Do this >> Quote the entries word for word. Omit the pictures.

Data for the task >>
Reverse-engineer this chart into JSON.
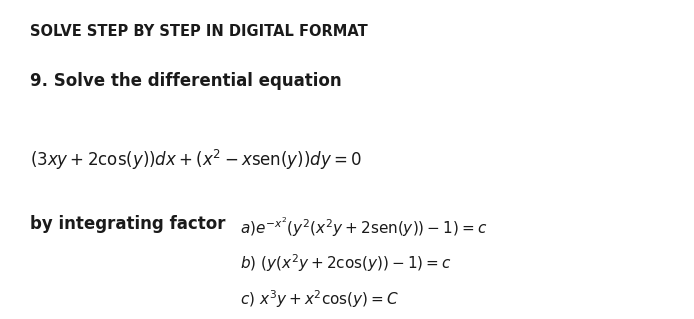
{
  "background_color": "#ffffff",
  "title_text": "SOLVE STEP BY STEP IN DIGITAL FORMAT",
  "subtitle_text": "9. Solve the differential equation",
  "equation_text": "$(3xy + 2\\mathrm{cos}(y))dx + (x^2 - x\\mathrm{sen}(y))dy = 0$",
  "label_text": "by integrating factor",
  "answer_a_text": "$a)e^{-x^2}(y^2(x^2y + 2\\mathrm{sen}(y)) - 1) = c$",
  "answer_b_text": "$b)\\ (y(x^2y + 2\\mathrm{cos}(y)) - 1) = c$",
  "answer_c_text": "$c)\\ x^3y + x^2\\mathrm{cos}(y) = C$",
  "text_color": "#1a1a1a",
  "fig_width": 6.94,
  "fig_height": 3.19,
  "dpi": 100
}
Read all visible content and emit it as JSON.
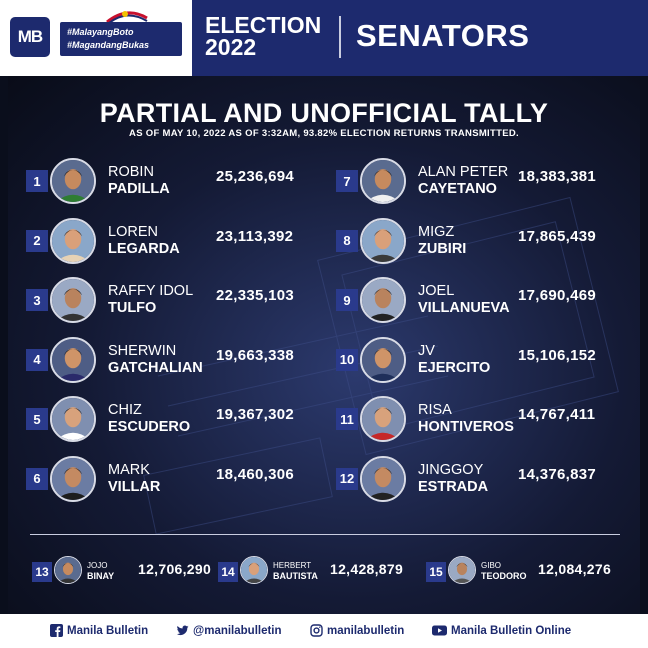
{
  "header": {
    "logo": "MB",
    "tagline_1": "#MalayangBoto",
    "tagline_2": "#MagandangBukas",
    "election_line_1": "ELECTION",
    "election_line_2": "2022",
    "category": "SENATORS"
  },
  "tally": {
    "title": "PARTIAL AND UNOFFICIAL TALLY",
    "subtitle": "AS OF MAY 10, 2022 AS OF 3:32AM, 93.82% ELECTION RETURNS TRANSMITTED."
  },
  "candidates": [
    {
      "rank": "1",
      "first": "ROBIN",
      "last": "PADILLA",
      "votes": "25,236,694"
    },
    {
      "rank": "2",
      "first": "LOREN",
      "last": "LEGARDA",
      "votes": "23,113,392"
    },
    {
      "rank": "3",
      "first": "RAFFY IDOL",
      "last": "TULFO",
      "votes": "22,335,103"
    },
    {
      "rank": "4",
      "first": "SHERWIN",
      "last": "GATCHALIAN",
      "votes": "19,663,338"
    },
    {
      "rank": "5",
      "first": "CHIZ",
      "last": "ESCUDERO",
      "votes": "19,367,302"
    },
    {
      "rank": "6",
      "first": "MARK",
      "last": "VILLAR",
      "votes": "18,460,306"
    },
    {
      "rank": "7",
      "first": "ALAN PETER",
      "last": "CAYETANO",
      "votes": "18,383,381"
    },
    {
      "rank": "8",
      "first": "MIGZ",
      "last": "ZUBIRI",
      "votes": "17,865,439"
    },
    {
      "rank": "9",
      "first": "JOEL",
      "last": "VILLANUEVA",
      "votes": "17,690,469"
    },
    {
      "rank": "10",
      "first": "JV",
      "last": "EJERCITO",
      "votes": "15,106,152"
    },
    {
      "rank": "11",
      "first": "RISA",
      "last": "HONTIVEROS",
      "votes": "14,767,411"
    },
    {
      "rank": "12",
      "first": "JINGGOY",
      "last": "ESTRADA",
      "votes": "14,376,837"
    }
  ],
  "others": [
    {
      "rank": "13",
      "first": "JOJO",
      "last": "BINAY",
      "votes": "12,706,290"
    },
    {
      "rank": "14",
      "first": "HERBERT",
      "last": "BAUTISTA",
      "votes": "12,428,879"
    },
    {
      "rank": "15",
      "first": "GIBO",
      "last": "TEODORO",
      "votes": "12,084,276"
    }
  ],
  "footer": {
    "facebook": "Manila Bulletin",
    "twitter": "@manilabulletin",
    "instagram": "manilabulletin",
    "youtube": "Manila Bulletin Online"
  },
  "colors": {
    "brand_navy": "#1d2a6e",
    "rank_box": "#2a3a8c"
  }
}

Solution for this exercise >>
Reverse-engineer this chart into JSON.
{
  "background_color": "#ffffff",
  "title_text": "SOLVE STEP BY STEP IN DIGITAL FORMAT",
  "subtitle_text": "9. Solve the differential equation",
  "equation_text": "$(3xy + 2\\mathrm{cos}(y))dx + (x^2 - x\\mathrm{sen}(y))dy = 0$",
  "label_text": "by integrating factor",
  "answer_a_text": "$a)e^{-x^2}(y^2(x^2y + 2\\mathrm{sen}(y)) - 1) = c$",
  "answer_b_text": "$b)\\ (y(x^2y + 2\\mathrm{cos}(y)) - 1) = c$",
  "answer_c_text": "$c)\\ x^3y + x^2\\mathrm{cos}(y) = C$",
  "text_color": "#1a1a1a",
  "fig_width": 6.94,
  "fig_height": 3.19,
  "dpi": 100
}
Read all visible content and emit it as JSON.
{
  "header": {
    "logo": "MB",
    "tagline_1": "#MalayangBoto",
    "tagline_2": "#MagandangBukas",
    "election_line_1": "ELECTION",
    "election_line_2": "2022",
    "category": "SENATORS"
  },
  "tally": {
    "title": "PARTIAL AND UNOFFICIAL TALLY",
    "subtitle": "AS OF MAY 10, 2022 AS OF 3:32AM, 93.82% ELECTION RETURNS TRANSMITTED."
  },
  "candidates": [
    {
      "rank": "1",
      "first": "ROBIN",
      "last": "PADILLA",
      "votes": "25,236,694"
    },
    {
      "rank": "2",
      "first": "LOREN",
      "last": "LEGARDA",
      "votes": "23,113,392"
    },
    {
      "rank": "3",
      "first": "RAFFY IDOL",
      "last": "TULFO",
      "votes": "22,335,103"
    },
    {
      "rank": "4",
      "first": "SHERWIN",
      "last": "GATCHALIAN",
      "votes": "19,663,338"
    },
    {
      "rank": "5",
      "first": "CHIZ",
      "last": "ESCUDERO",
      "votes": "19,367,302"
    },
    {
      "rank": "6",
      "first": "MARK",
      "last": "VILLAR",
      "votes": "18,460,306"
    },
    {
      "rank": "7",
      "first": "ALAN PETER",
      "last": "CAYETANO",
      "votes": "18,383,381"
    },
    {
      "rank": "8",
      "first": "MIGZ",
      "last": "ZUBIRI",
      "votes": "17,865,439"
    },
    {
      "rank": "9",
      "first": "JOEL",
      "last": "VILLANUEVA",
      "votes": "17,690,469"
    },
    {
      "rank": "10",
      "first": "JV",
      "last": "EJERCITO",
      "votes": "15,106,152"
    },
    {
      "rank": "11",
      "first": "RISA",
      "last": "HONTIVEROS",
      "votes": "14,767,411"
    },
    {
      "rank": "12",
      "first": "JINGGOY",
      "last": "ESTRADA",
      "votes": "14,376,837"
    }
  ],
  "others": [
    {
      "rank": "13",
      "first": "JOJO",
      "last": "BINAY",
      "votes": "12,706,290"
    },
    {
      "rank": "14",
      "first": "HERBERT",
      "last": "BAUTISTA",
      "votes": "12,428,879"
    },
    {
      "rank": "15",
      "first": "GIBO",
      "last": "TEODORO",
      "votes": "12,084,276"
    }
  ],
  "footer": {
    "facebook": "Manila Bulletin",
    "twitter": "@manilabulletin",
    "instagram": "manilabulletin",
    "youtube": "Manila Bulletin Online"
  },
  "colors": {
    "brand_navy": "#1d2a6e",
    "rank_box": "#2a3a8c"
  }
}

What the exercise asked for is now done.